◆ **Exercise aim**
How many lines in this material include the string "media"? Answer with the number and nothing further.

◆ **Listed records**

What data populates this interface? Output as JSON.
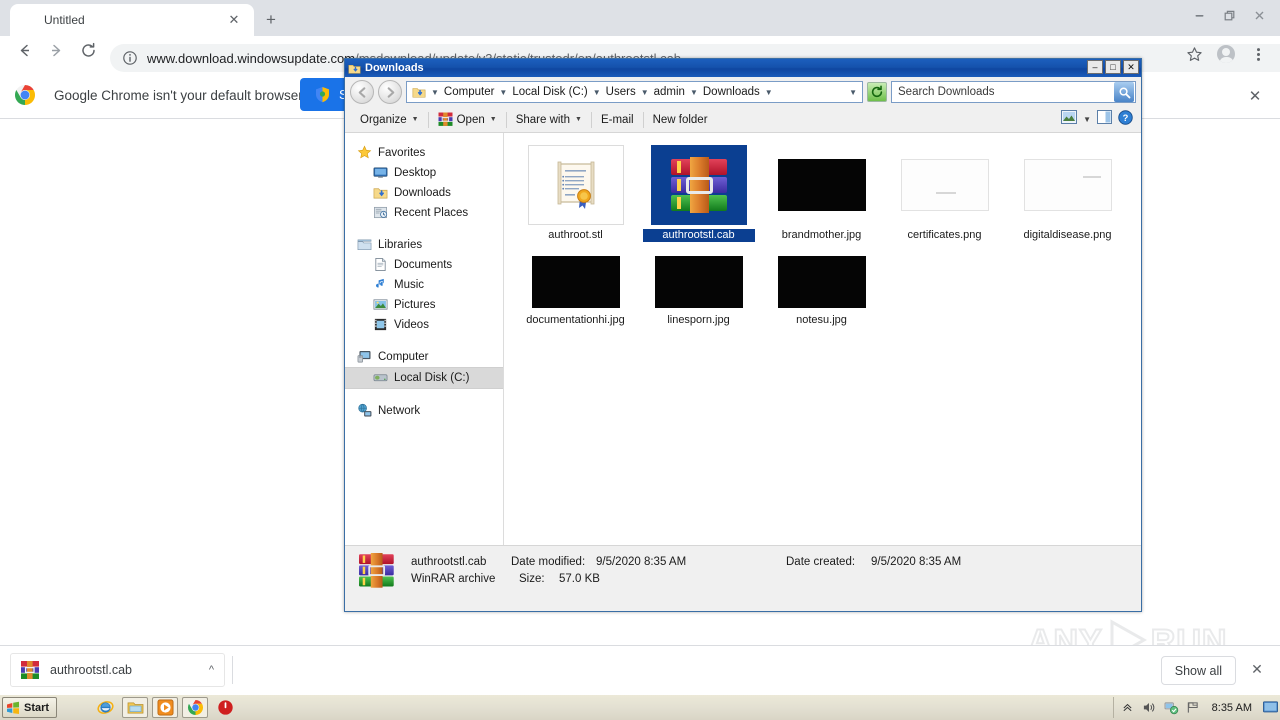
{
  "browser": {
    "tab_title": "Untitled",
    "tab_close_icon": "close-icon",
    "new_tab_icon": "plus-icon",
    "back_icon": "arrow-left-icon",
    "forward_icon": "arrow-right-icon",
    "reload_icon": "reload-icon",
    "site_info_icon": "info-circle-icon",
    "url_host": "www.download.windowsupdate.com",
    "url_path": "/msdownload/update/v3/static/trustedr/en/authrootstl.cab",
    "bookmark_icon": "star-icon",
    "profile_icon": "avatar-icon",
    "menu_icon": "three-dots-icon",
    "window_minimize_icon": "minimize-icon",
    "window_restore_icon": "restore-icon",
    "window_close_icon": "close-icon",
    "infobar": {
      "logo_icon": "chrome-logo-icon",
      "message": "Google Chrome isn't your default browser",
      "button_label": "Set as default",
      "button_icon": "shield-icon",
      "button_color": "#1a73e8",
      "close_icon": "close-icon"
    },
    "download_shelf": {
      "item_name": "authrootstl.cab",
      "item_icon": "winrar-file-icon",
      "item_caret_icon": "chevron-up-icon",
      "show_all_label": "Show all",
      "close_icon": "close-icon"
    }
  },
  "watermark": {
    "left": "ANY",
    "right": "RUN",
    "play_icon": "play-triangle-icon"
  },
  "explorer": {
    "title": "Downloads",
    "title_icon": "downloads-folder-icon",
    "window_buttons": {
      "minimize": "–",
      "maximize": "□",
      "close": "✕"
    },
    "back_icon": "back-arrow-icon",
    "forward_icon": "forward-arrow-icon",
    "breadcrumb_icon": "downloads-folder-icon",
    "breadcrumbs": [
      "Computer",
      "Local Disk (C:)",
      "Users",
      "admin",
      "Downloads"
    ],
    "breadcrumb_dropdown_icon": "chevron-down-icon",
    "refresh_icon": "refresh-icon",
    "search_placeholder": "Search Downloads",
    "search_icon": "search-icon",
    "toolbar": {
      "organize": "Organize",
      "open": "Open",
      "open_icon": "winrar-icon",
      "share_with": "Share with",
      "email": "E-mail",
      "new_folder": "New folder",
      "preview_icon": "preview-pane-icon",
      "view_dropdown_icon": "chevron-down-icon",
      "layout_icon": "show-pane-icon",
      "help_icon": "help-icon"
    },
    "nav_pane": {
      "favorites": {
        "label": "Favorites",
        "icon": "star-icon",
        "items": [
          {
            "label": "Desktop",
            "icon": "desktop-icon"
          },
          {
            "label": "Downloads",
            "icon": "downloads-folder-icon"
          },
          {
            "label": "Recent Places",
            "icon": "recent-places-icon"
          }
        ]
      },
      "libraries": {
        "label": "Libraries",
        "icon": "libraries-icon",
        "items": [
          {
            "label": "Documents",
            "icon": "documents-icon"
          },
          {
            "label": "Music",
            "icon": "music-note-icon"
          },
          {
            "label": "Pictures",
            "icon": "pictures-icon"
          },
          {
            "label": "Videos",
            "icon": "videos-icon"
          }
        ]
      },
      "computer": {
        "label": "Computer",
        "icon": "computer-icon",
        "items": [
          {
            "label": "Local Disk (C:)",
            "icon": "hard-disk-icon",
            "selected": true
          }
        ]
      },
      "network": {
        "label": "Network",
        "icon": "network-icon"
      }
    },
    "files": [
      {
        "name": "authroot.stl",
        "thumb": "certificate-icon",
        "selected": false
      },
      {
        "name": "authrootstl.cab",
        "thumb": "winrar-icon",
        "selected": true
      },
      {
        "name": "brandmother.jpg",
        "thumb": "black-image",
        "selected": false
      },
      {
        "name": "certificates.png",
        "thumb": "white-image",
        "selected": false
      },
      {
        "name": "digitaldisease.png",
        "thumb": "white-image",
        "selected": false
      },
      {
        "name": "documentationhi.jpg",
        "thumb": "black-image",
        "selected": false
      },
      {
        "name": "linesporn.jpg",
        "thumb": "black-image",
        "selected": false
      },
      {
        "name": "notesu.jpg",
        "thumb": "black-image",
        "selected": false
      }
    ],
    "details": {
      "icon": "winrar-file-icon",
      "file_name": "authrootstl.cab",
      "file_type": "WinRAR archive",
      "date_modified_label": "Date modified:",
      "date_modified_value": "9/5/2020 8:35 AM",
      "date_created_label": "Date created:",
      "date_created_value": "9/5/2020 8:35 AM",
      "size_label": "Size:",
      "size_value": "57.0 KB"
    }
  },
  "taskbar": {
    "start_label": "Start",
    "start_icon": "windows-flag-icon",
    "apps": [
      {
        "name": "internet-explorer",
        "icon": "ie-icon",
        "active": false
      },
      {
        "name": "windows-explorer",
        "icon": "explorer-icon",
        "active": true
      },
      {
        "name": "media-player",
        "icon": "media-player-icon",
        "active": true
      },
      {
        "name": "google-chrome",
        "icon": "chrome-icon",
        "active": true
      },
      {
        "name": "unknown-red-app",
        "icon": "red-circle-icon",
        "active": false
      }
    ],
    "tray": {
      "show_hidden_icon": "chevron-up-icon",
      "volume_icon": "speaker-icon",
      "network_icon": "network-tray-icon",
      "action_center_icon": "flag-icon",
      "clock": "8:35 AM",
      "show_desktop_icon": "show-desktop-icon"
    }
  }
}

◆ **Output below**
2